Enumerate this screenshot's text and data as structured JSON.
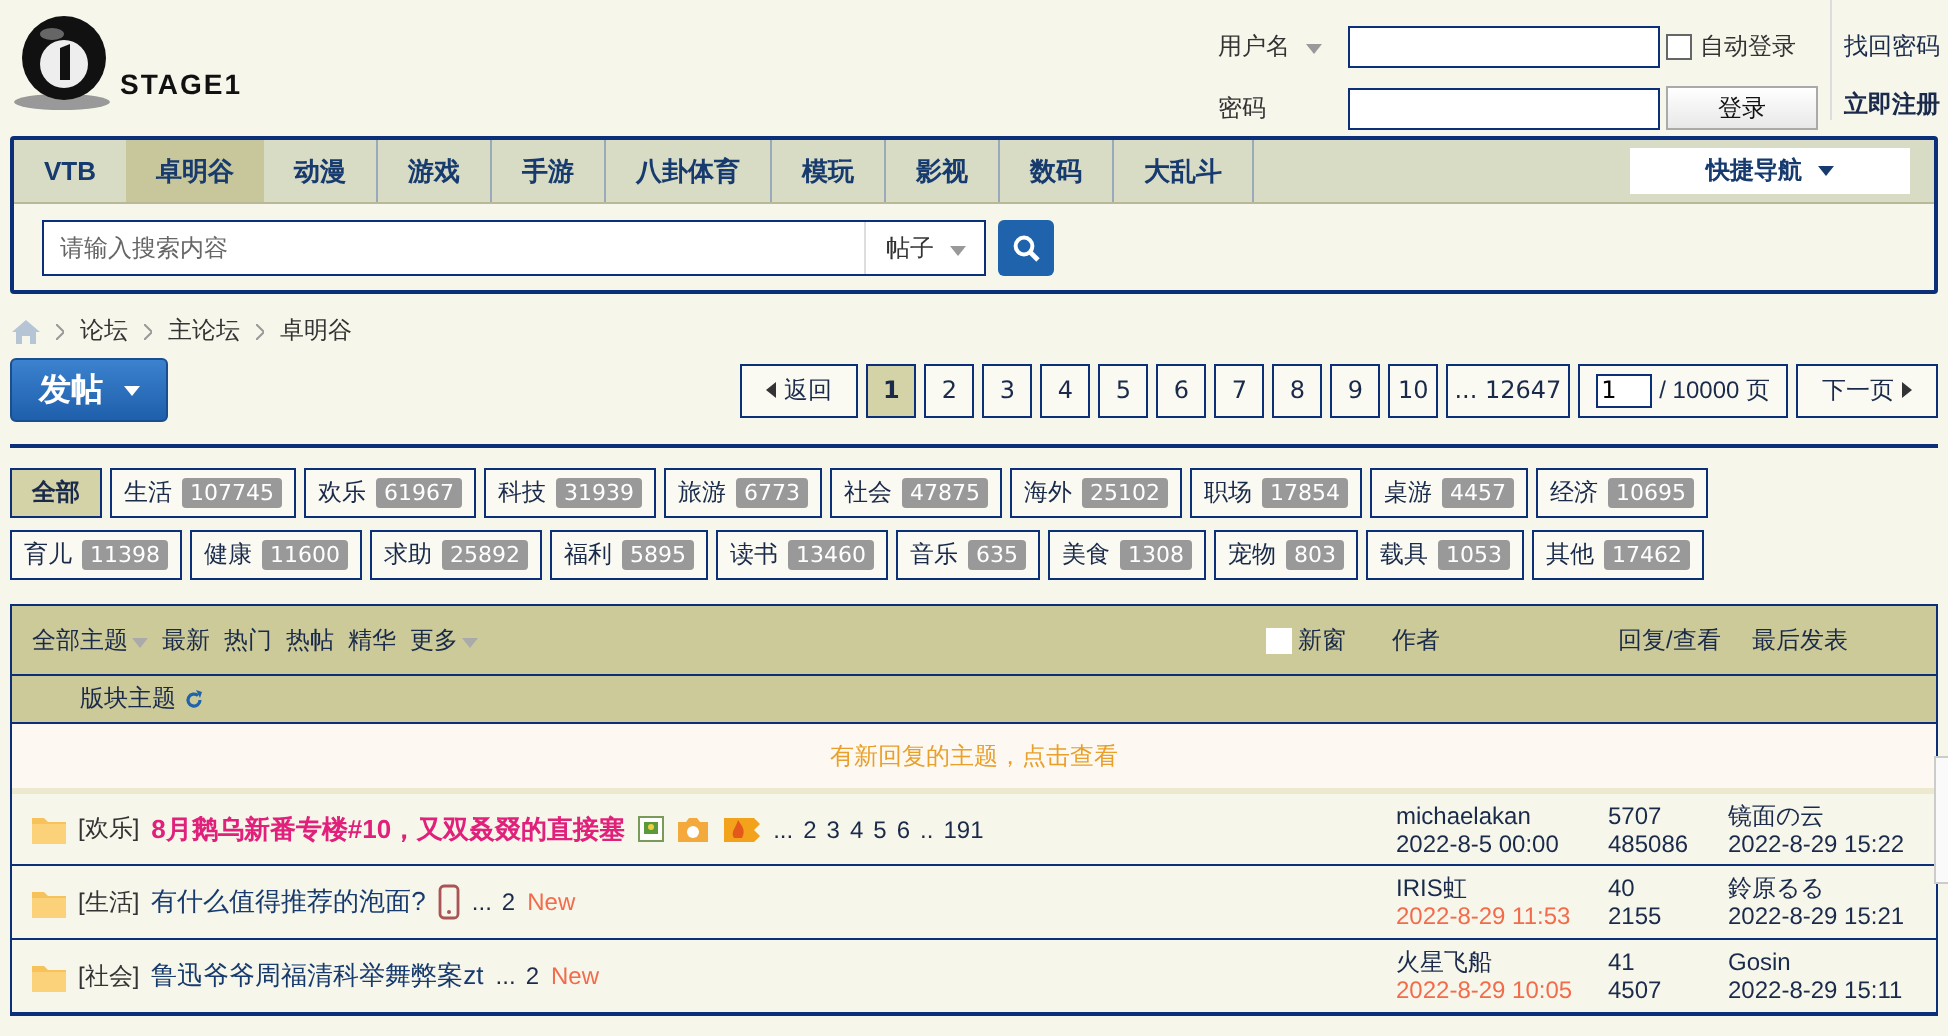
{
  "site": {
    "logo_text": "STAGE1"
  },
  "login": {
    "username_label": "用户名",
    "password_label": "密码",
    "remember_label": "自动登录",
    "remember_checked": false,
    "login_button": "登录",
    "forgot_link": "找回密码",
    "register_link": "立即注册"
  },
  "nav": {
    "items": [
      {
        "label": "VTB",
        "selected": false
      },
      {
        "label": "卓明谷",
        "selected": true
      },
      {
        "label": "动漫",
        "selected": false
      },
      {
        "label": "游戏",
        "selected": false
      },
      {
        "label": "手游",
        "selected": false
      },
      {
        "label": "八卦体育",
        "selected": false
      },
      {
        "label": "模玩",
        "selected": false
      },
      {
        "label": "影视",
        "selected": false
      },
      {
        "label": "数码",
        "selected": false
      },
      {
        "label": "大乱斗",
        "selected": false
      }
    ],
    "quick_nav": "快捷导航"
  },
  "search": {
    "placeholder": "请输入搜索内容",
    "scope": "帖子"
  },
  "breadcrumb": [
    "论坛",
    "主论坛",
    "卓明谷"
  ],
  "post_button": "发帖",
  "pagination": {
    "back": "返回",
    "pages": [
      {
        "label": "1",
        "selected": true
      },
      {
        "label": "2",
        "selected": false
      },
      {
        "label": "3",
        "selected": false
      },
      {
        "label": "4",
        "selected": false
      },
      {
        "label": "5",
        "selected": false
      },
      {
        "label": "6",
        "selected": false
      },
      {
        "label": "7",
        "selected": false
      },
      {
        "label": "8",
        "selected": false
      },
      {
        "label": "9",
        "selected": false
      },
      {
        "label": "10",
        "selected": false
      },
      {
        "label": "... 12647",
        "selected": false
      }
    ],
    "page_input": "1",
    "total": "/ 10000 页",
    "next": "下一页"
  },
  "categories": [
    [
      {
        "label": "全部",
        "selected": true
      },
      {
        "label": "生活",
        "count": "107745",
        "selected": false
      },
      {
        "label": "欢乐",
        "count": "61967",
        "selected": false
      },
      {
        "label": "科技",
        "count": "31939",
        "selected": false
      },
      {
        "label": "旅游",
        "count": "6773",
        "selected": false
      },
      {
        "label": "社会",
        "count": "47875",
        "selected": false
      },
      {
        "label": "海外",
        "count": "25102",
        "selected": false
      },
      {
        "label": "职场",
        "count": "17854",
        "selected": false
      },
      {
        "label": "桌游",
        "count": "4457",
        "selected": false
      },
      {
        "label": "经济",
        "count": "10695",
        "selected": false
      }
    ],
    [
      {
        "label": "育儿",
        "count": "11398",
        "selected": false
      },
      {
        "label": "健康",
        "count": "11600",
        "selected": false
      },
      {
        "label": "求助",
        "count": "25892",
        "selected": false
      },
      {
        "label": "福利",
        "count": "5895",
        "selected": false
      },
      {
        "label": "读书",
        "count": "13460",
        "selected": false
      },
      {
        "label": "音乐",
        "count": "635",
        "selected": false
      },
      {
        "label": "美食",
        "count": "1308",
        "selected": false
      },
      {
        "label": "宠物",
        "count": "803",
        "selected": false
      },
      {
        "label": "载具",
        "count": "1053",
        "selected": false
      },
      {
        "label": "其他",
        "count": "17462",
        "selected": false
      }
    ]
  ],
  "thread_header": {
    "filters": [
      {
        "label": "全部主题",
        "dropdown": true
      },
      {
        "label": "最新",
        "dropdown": false
      },
      {
        "label": "热门",
        "dropdown": false
      },
      {
        "label": "热帖",
        "dropdown": false
      },
      {
        "label": "精华",
        "dropdown": false
      },
      {
        "label": "更多",
        "dropdown": true
      }
    ],
    "new_window_label": "新窗",
    "new_window_checked": false,
    "author": "作者",
    "replies_views": "回复/查看",
    "last_post": "最后发表",
    "section_label": "版块主题",
    "notice": "有新回复的主题，点击查看"
  },
  "threads": [
    {
      "category": "[欢乐]",
      "title": "8月鹅乌新番专楼#10，又双叒叕的直接塞",
      "highlight": true,
      "icons": [
        {
          "kind": "image"
        },
        {
          "kind": "camera"
        },
        {
          "kind": "hot"
        }
      ],
      "pages": [
        "...",
        "2",
        "3",
        "4",
        "5",
        "6",
        "..",
        "191"
      ],
      "author": "michaelakan",
      "date": "2022-8-5 00:00",
      "recent": false,
      "replies": "5707",
      "views": "485086",
      "last_poster": "镜面の云",
      "last_time": "2022-8-29 15:22"
    },
    {
      "category": "[生活]",
      "title": "有什么值得推荐的泡面?",
      "highlight": false,
      "icons": [
        {
          "kind": "mobile"
        }
      ],
      "pages": [
        "...",
        "2"
      ],
      "new_badge": "New",
      "author": "IRIS虹",
      "date": "2022-8-29 11:53",
      "recent": true,
      "replies": "40",
      "views": "2155",
      "last_poster": "鈴原るる",
      "last_time": "2022-8-29 15:21"
    },
    {
      "category": "[社会]",
      "title": "鲁迅爷爷周福清科举舞弊案zt",
      "highlight": false,
      "pages": [
        "...",
        "2"
      ],
      "new_badge": "New",
      "author": "火星飞船",
      "date": "2022-8-29 10:05",
      "recent": true,
      "replies": "41",
      "views": "4507",
      "last_poster": "Gosin",
      "last_time": "2022-8-29 15:11"
    }
  ]
}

▸ WRITTEN EXERCISE: Each line of the material must be retyped exactly, except that images are omitted.

▸ TASK OUTPUT:
Enumerate this screenshot's text and data as structured JSON.
{
  "site": {
    "logo_text": "STAGE1"
  },
  "login": {
    "username_label": "用户名",
    "password_label": "密码",
    "remember_label": "自动登录",
    "remember_checked": false,
    "login_button": "登录",
    "forgot_link": "找回密码",
    "register_link": "立即注册"
  },
  "nav": {
    "items": [
      {
        "label": "VTB",
        "selected": false
      },
      {
        "label": "卓明谷",
        "selected": true
      },
      {
        "label": "动漫",
        "selected": false
      },
      {
        "label": "游戏",
        "selected": false
      },
      {
        "label": "手游",
        "selected": false
      },
      {
        "label": "八卦体育",
        "selected": false
      },
      {
        "label": "模玩",
        "selected": false
      },
      {
        "label": "影视",
        "selected": false
      },
      {
        "label": "数码",
        "selected": false
      },
      {
        "label": "大乱斗",
        "selected": false
      }
    ],
    "quick_nav": "快捷导航"
  },
  "search": {
    "placeholder": "请输入搜索内容",
    "scope": "帖子"
  },
  "breadcrumb": [
    "论坛",
    "主论坛",
    "卓明谷"
  ],
  "post_button": "发帖",
  "pagination": {
    "back": "返回",
    "pages": [
      {
        "label": "1",
        "selected": true
      },
      {
        "label": "2",
        "selected": false
      },
      {
        "label": "3",
        "selected": false
      },
      {
        "label": "4",
        "selected": false
      },
      {
        "label": "5",
        "selected": false
      },
      {
        "label": "6",
        "selected": false
      },
      {
        "label": "7",
        "selected": false
      },
      {
        "label": "8",
        "selected": false
      },
      {
        "label": "9",
        "selected": false
      },
      {
        "label": "10",
        "selected": false
      },
      {
        "label": "... 12647",
        "selected": false
      }
    ],
    "page_input": "1",
    "total": "/ 10000 页",
    "next": "下一页"
  },
  "categories": [
    [
      {
        "label": "全部",
        "selected": true
      },
      {
        "label": "生活",
        "count": "107745",
        "selected": false
      },
      {
        "label": "欢乐",
        "count": "61967",
        "selected": false
      },
      {
        "label": "科技",
        "count": "31939",
        "selected": false
      },
      {
        "label": "旅游",
        "count": "6773",
        "selected": false
      },
      {
        "label": "社会",
        "count": "47875",
        "selected": false
      },
      {
        "label": "海外",
        "count": "25102",
        "selected": false
      },
      {
        "label": "职场",
        "count": "17854",
        "selected": false
      },
      {
        "label": "桌游",
        "count": "4457",
        "selected": false
      },
      {
        "label": "经济",
        "count": "10695",
        "selected": false
      }
    ],
    [
      {
        "label": "育儿",
        "count": "11398",
        "selected": false
      },
      {
        "label": "健康",
        "count": "11600",
        "selected": false
      },
      {
        "label": "求助",
        "count": "25892",
        "selected": false
      },
      {
        "label": "福利",
        "count": "5895",
        "selected": false
      },
      {
        "label": "读书",
        "count": "13460",
        "selected": false
      },
      {
        "label": "音乐",
        "count": "635",
        "selected": false
      },
      {
        "label": "美食",
        "count": "1308",
        "selected": false
      },
      {
        "label": "宠物",
        "count": "803",
        "selected": false
      },
      {
        "label": "载具",
        "count": "1053",
        "selected": false
      },
      {
        "label": "其他",
        "count": "17462",
        "selected": false
      }
    ]
  ],
  "thread_header": {
    "filters": [
      {
        "label": "全部主题",
        "dropdown": true
      },
      {
        "label": "最新",
        "dropdown": false
      },
      {
        "label": "热门",
        "dropdown": false
      },
      {
        "label": "热帖",
        "dropdown": false
      },
      {
        "label": "精华",
        "dropdown": false
      },
      {
        "label": "更多",
        "dropdown": true
      }
    ],
    "new_window_label": "新窗",
    "new_window_checked": false,
    "author": "作者",
    "replies_views": "回复/查看",
    "last_post": "最后发表",
    "section_label": "版块主题",
    "notice": "有新回复的主题，点击查看"
  },
  "threads": [
    {
      "category": "[欢乐]",
      "title": "8月鹅乌新番专楼#10，又双叒叕的直接塞",
      "highlight": true,
      "icons": [
        {
          "kind": "image"
        },
        {
          "kind": "camera"
        },
        {
          "kind": "hot"
        }
      ],
      "pages": [
        "...",
        "2",
        "3",
        "4",
        "5",
        "6",
        "..",
        "191"
      ],
      "author": "michaelakan",
      "date": "2022-8-5 00:00",
      "recent": false,
      "replies": "5707",
      "views": "485086",
      "last_poster": "镜面の云",
      "last_time": "2022-8-29 15:22"
    },
    {
      "category": "[生活]",
      "title": "有什么值得推荐的泡面?",
      "highlight": false,
      "icons": [
        {
          "kind": "mobile"
        }
      ],
      "pages": [
        "...",
        "2"
      ],
      "new_badge": "New",
      "author": "IRIS虹",
      "date": "2022-8-29 11:53",
      "recent": true,
      "replies": "40",
      "views": "2155",
      "last_poster": "鈴原るる",
      "last_time": "2022-8-29 15:21"
    },
    {
      "category": "[社会]",
      "title": "鲁迅爷爷周福清科举舞弊案zt",
      "highlight": false,
      "pages": [
        "...",
        "2"
      ],
      "new_badge": "New",
      "author": "火星飞船",
      "date": "2022-8-29 10:05",
      "recent": true,
      "replies": "41",
      "views": "4507",
      "last_poster": "Gosin",
      "last_time": "2022-8-29 15:11"
    }
  ]
}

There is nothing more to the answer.